EXERCISE DIRECTIONS
Rewrite the lines below, renaming "fold-marker-icon" to "gutter-fold-icon" wherever it appears and leaving every other character unchanged.
· · · · ·
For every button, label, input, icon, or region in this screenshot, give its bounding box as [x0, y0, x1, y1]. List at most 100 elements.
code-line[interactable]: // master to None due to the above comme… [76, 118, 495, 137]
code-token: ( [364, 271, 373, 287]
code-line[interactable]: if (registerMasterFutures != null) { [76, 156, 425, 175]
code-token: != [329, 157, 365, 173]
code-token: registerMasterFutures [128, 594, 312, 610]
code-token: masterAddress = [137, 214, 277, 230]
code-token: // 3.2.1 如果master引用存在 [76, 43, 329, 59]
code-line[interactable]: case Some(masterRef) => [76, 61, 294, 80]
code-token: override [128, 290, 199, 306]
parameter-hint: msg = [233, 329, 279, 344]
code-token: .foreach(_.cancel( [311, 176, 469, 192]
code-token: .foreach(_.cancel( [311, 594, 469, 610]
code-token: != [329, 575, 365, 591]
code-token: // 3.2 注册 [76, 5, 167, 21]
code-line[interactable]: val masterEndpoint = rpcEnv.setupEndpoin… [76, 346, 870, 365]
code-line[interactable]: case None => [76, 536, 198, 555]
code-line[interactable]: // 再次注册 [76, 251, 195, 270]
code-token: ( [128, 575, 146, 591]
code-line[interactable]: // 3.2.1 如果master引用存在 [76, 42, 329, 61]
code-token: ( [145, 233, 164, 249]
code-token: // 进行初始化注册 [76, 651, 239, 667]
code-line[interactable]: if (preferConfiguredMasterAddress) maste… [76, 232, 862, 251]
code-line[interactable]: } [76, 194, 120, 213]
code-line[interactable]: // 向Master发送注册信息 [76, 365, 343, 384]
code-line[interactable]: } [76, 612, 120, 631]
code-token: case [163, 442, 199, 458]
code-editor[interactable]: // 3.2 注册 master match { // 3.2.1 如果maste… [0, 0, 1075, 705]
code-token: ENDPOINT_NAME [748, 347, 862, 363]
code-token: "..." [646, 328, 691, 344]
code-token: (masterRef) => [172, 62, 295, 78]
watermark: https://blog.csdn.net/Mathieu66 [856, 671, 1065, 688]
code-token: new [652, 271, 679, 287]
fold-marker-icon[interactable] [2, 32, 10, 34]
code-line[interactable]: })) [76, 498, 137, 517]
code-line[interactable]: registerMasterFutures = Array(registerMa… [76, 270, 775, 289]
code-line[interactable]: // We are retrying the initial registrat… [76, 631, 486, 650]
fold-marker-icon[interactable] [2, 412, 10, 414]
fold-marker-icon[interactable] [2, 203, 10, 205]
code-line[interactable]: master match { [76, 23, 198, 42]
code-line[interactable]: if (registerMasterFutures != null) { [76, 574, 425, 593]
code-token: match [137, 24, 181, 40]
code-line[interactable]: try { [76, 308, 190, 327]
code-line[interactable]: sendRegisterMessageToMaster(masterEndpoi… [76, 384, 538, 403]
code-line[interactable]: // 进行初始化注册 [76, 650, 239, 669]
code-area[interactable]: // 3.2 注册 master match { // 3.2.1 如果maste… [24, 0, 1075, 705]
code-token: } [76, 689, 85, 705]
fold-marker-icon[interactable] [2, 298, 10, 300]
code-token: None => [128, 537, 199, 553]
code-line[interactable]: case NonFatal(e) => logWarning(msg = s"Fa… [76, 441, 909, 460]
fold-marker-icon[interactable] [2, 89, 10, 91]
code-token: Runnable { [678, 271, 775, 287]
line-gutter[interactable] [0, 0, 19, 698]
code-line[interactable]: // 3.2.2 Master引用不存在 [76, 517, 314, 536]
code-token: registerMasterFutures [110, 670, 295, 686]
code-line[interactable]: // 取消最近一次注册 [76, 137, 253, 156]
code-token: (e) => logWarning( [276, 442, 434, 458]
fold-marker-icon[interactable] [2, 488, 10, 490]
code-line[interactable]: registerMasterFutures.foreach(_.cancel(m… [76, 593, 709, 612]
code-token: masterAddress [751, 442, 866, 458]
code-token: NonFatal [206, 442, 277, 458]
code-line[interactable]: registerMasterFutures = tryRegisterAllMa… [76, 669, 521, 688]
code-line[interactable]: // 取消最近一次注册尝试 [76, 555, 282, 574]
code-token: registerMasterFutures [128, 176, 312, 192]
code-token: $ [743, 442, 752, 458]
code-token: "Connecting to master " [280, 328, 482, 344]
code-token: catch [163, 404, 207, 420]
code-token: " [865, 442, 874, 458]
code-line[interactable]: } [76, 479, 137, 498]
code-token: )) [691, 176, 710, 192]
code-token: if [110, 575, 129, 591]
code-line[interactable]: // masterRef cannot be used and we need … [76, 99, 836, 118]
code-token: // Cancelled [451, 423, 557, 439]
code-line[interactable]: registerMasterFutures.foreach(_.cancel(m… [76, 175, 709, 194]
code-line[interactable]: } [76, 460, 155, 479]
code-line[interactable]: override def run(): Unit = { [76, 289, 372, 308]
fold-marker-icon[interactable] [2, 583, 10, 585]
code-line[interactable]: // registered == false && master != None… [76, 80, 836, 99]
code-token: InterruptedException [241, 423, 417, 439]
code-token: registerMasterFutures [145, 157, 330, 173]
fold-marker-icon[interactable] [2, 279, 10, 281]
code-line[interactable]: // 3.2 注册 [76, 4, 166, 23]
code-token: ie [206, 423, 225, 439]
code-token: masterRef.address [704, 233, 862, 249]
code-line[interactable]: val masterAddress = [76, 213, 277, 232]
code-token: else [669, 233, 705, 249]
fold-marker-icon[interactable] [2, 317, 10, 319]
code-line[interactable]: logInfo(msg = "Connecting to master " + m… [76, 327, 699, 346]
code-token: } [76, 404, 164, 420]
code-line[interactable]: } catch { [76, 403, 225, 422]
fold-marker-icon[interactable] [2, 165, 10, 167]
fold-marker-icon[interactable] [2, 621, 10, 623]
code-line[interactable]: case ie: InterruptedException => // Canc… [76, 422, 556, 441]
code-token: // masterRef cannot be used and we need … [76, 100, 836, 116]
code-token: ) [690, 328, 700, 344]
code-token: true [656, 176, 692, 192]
· · · · ·
COMPLETED TASK
For every button, label, input, icon, or region in this screenshot, give its bounding box as [x0, y0, x1, y1]. List at most 100 elements.
code-line[interactable]: // master to None due to the above comme… [76, 118, 495, 137]
code-token: ( [364, 271, 373, 287]
code-line[interactable]: if (registerMasterFutures != null) { [76, 156, 425, 175]
code-token: != [329, 157, 365, 173]
code-token: registerMasterFutures [128, 594, 312, 610]
code-token: masterAddress = [137, 214, 277, 230]
code-token: // 3.2.1 如果master引用存在 [76, 43, 329, 59]
code-line[interactable]: case Some(masterRef) => [76, 61, 294, 80]
code-token: override [128, 290, 199, 306]
parameter-hint: msg = [233, 329, 279, 344]
code-token: .foreach(_.cancel( [311, 176, 469, 192]
code-token: .foreach(_.cancel( [311, 594, 469, 610]
code-token: != [329, 575, 365, 591]
code-token: // 3.2 注册 [76, 5, 167, 21]
code-line[interactable]: val masterEndpoint = rpcEnv.setupEndpoin… [76, 346, 870, 365]
code-line[interactable]: case None => [76, 536, 198, 555]
code-line[interactable]: // 再次注册 [76, 251, 195, 270]
code-token: ( [128, 575, 146, 591]
code-line[interactable]: // 3.2.1 如果master引用存在 [76, 42, 329, 61]
code-token: ( [145, 233, 164, 249]
code-token: // 进行初始化注册 [76, 651, 239, 667]
code-line[interactable]: if (preferConfiguredMasterAddress) maste… [76, 232, 862, 251]
code-line[interactable]: } [76, 194, 120, 213]
code-line[interactable]: // 向Master发送注册信息 [76, 365, 343, 384]
code-line[interactable]: } [76, 612, 120, 631]
code-token: case [163, 442, 199, 458]
code-editor[interactable]: // 3.2 注册 master match { // 3.2.1 如果maste… [0, 0, 1075, 705]
code-token: ENDPOINT_NAME [748, 347, 862, 363]
code-token: "..." [646, 328, 691, 344]
code-token: (masterRef) => [172, 62, 295, 78]
watermark: https://blog.csdn.net/Mathieu66 [856, 671, 1065, 688]
code-token: new [652, 271, 679, 287]
gutter-fold-icon[interactable] [2, 32, 10, 34]
code-line[interactable]: })) [76, 498, 137, 517]
code-line[interactable]: registerMasterFutures = Array(registerMa… [76, 270, 775, 289]
code-line[interactable]: // We are retrying the initial registrat… [76, 631, 486, 650]
gutter-fold-icon[interactable] [2, 412, 10, 414]
gutter-fold-icon[interactable] [2, 203, 10, 205]
code-line[interactable]: master match { [76, 23, 198, 42]
code-line[interactable]: if (registerMasterFutures != null) { [76, 574, 425, 593]
code-token: match [137, 24, 181, 40]
code-line[interactable]: try { [76, 308, 190, 327]
code-line[interactable]: sendRegisterMessageToMaster(masterEndpoi… [76, 384, 538, 403]
code-line[interactable]: // 进行初始化注册 [76, 650, 239, 669]
code-area[interactable]: // 3.2 注册 master match { // 3.2.1 如果maste… [24, 0, 1075, 705]
code-token: } [76, 689, 85, 705]
gutter-fold-icon[interactable] [2, 298, 10, 300]
code-token: None => [128, 537, 199, 553]
code-line[interactable]: case NonFatal(e) => logWarning(msg = s"Fa… [76, 441, 909, 460]
gutter-fold-icon[interactable] [2, 89, 10, 91]
code-token: Runnable { [678, 271, 775, 287]
line-gutter[interactable] [0, 0, 19, 698]
code-line[interactable]: // 3.2.2 Master引用不存在 [76, 517, 314, 536]
code-token: registerMasterFutures [110, 670, 295, 686]
code-line[interactable]: // 取消最近一次注册 [76, 137, 253, 156]
code-token: (e) => logWarning( [276, 442, 434, 458]
gutter-fold-icon[interactable] [2, 488, 10, 490]
code-line[interactable]: registerMasterFutures.foreach(_.cancel(m… [76, 593, 709, 612]
code-token: masterAddress [751, 442, 866, 458]
code-token: NonFatal [206, 442, 277, 458]
code-line[interactable]: registerMasterFutures = tryRegisterAllMa… [76, 669, 521, 688]
code-line[interactable]: // 取消最近一次注册尝试 [76, 555, 282, 574]
code-token: registerMasterFutures [128, 176, 312, 192]
code-token: $ [743, 442, 752, 458]
code-token: "Connecting to master " [280, 328, 482, 344]
code-token: catch [163, 404, 207, 420]
code-token: " [865, 442, 874, 458]
code-line[interactable]: } [76, 479, 137, 498]
code-token: )) [691, 176, 710, 192]
code-token: if [110, 575, 129, 591]
code-line[interactable]: // masterRef cannot be used and we need … [76, 99, 836, 118]
code-token: // Cancelled [451, 423, 557, 439]
code-line[interactable]: registerMasterFutures.foreach(_.cancel(m… [76, 175, 709, 194]
code-line[interactable]: } [76, 460, 155, 479]
code-line[interactable]: override def run(): Unit = { [76, 289, 372, 308]
gutter-fold-icon[interactable] [2, 583, 10, 585]
code-line[interactable]: // registered == false && master != None… [76, 80, 836, 99]
code-token: InterruptedException [241, 423, 417, 439]
code-token: registerMasterFutures [145, 157, 330, 173]
gutter-fold-icon[interactable] [2, 279, 10, 281]
code-line[interactable]: // 3.2 注册 [76, 4, 166, 23]
code-token: ie [206, 423, 225, 439]
code-token: masterRef.address [704, 233, 862, 249]
code-line[interactable]: val masterAddress = [76, 213, 277, 232]
code-token: else [669, 233, 705, 249]
gutter-fold-icon[interactable] [2, 317, 10, 319]
code-line[interactable]: logInfo(msg = "Connecting to master " + m… [76, 327, 699, 346]
code-token: } [76, 404, 164, 420]
code-line[interactable]: } catch { [76, 403, 225, 422]
gutter-fold-icon[interactable] [2, 165, 10, 167]
gutter-fold-icon[interactable] [2, 621, 10, 623]
code-line[interactable]: case ie: InterruptedException => // Canc… [76, 422, 556, 441]
code-token: // masterRef cannot be used and we need … [76, 100, 836, 116]
code-token: ) [690, 328, 700, 344]
code-token: true [656, 176, 692, 192]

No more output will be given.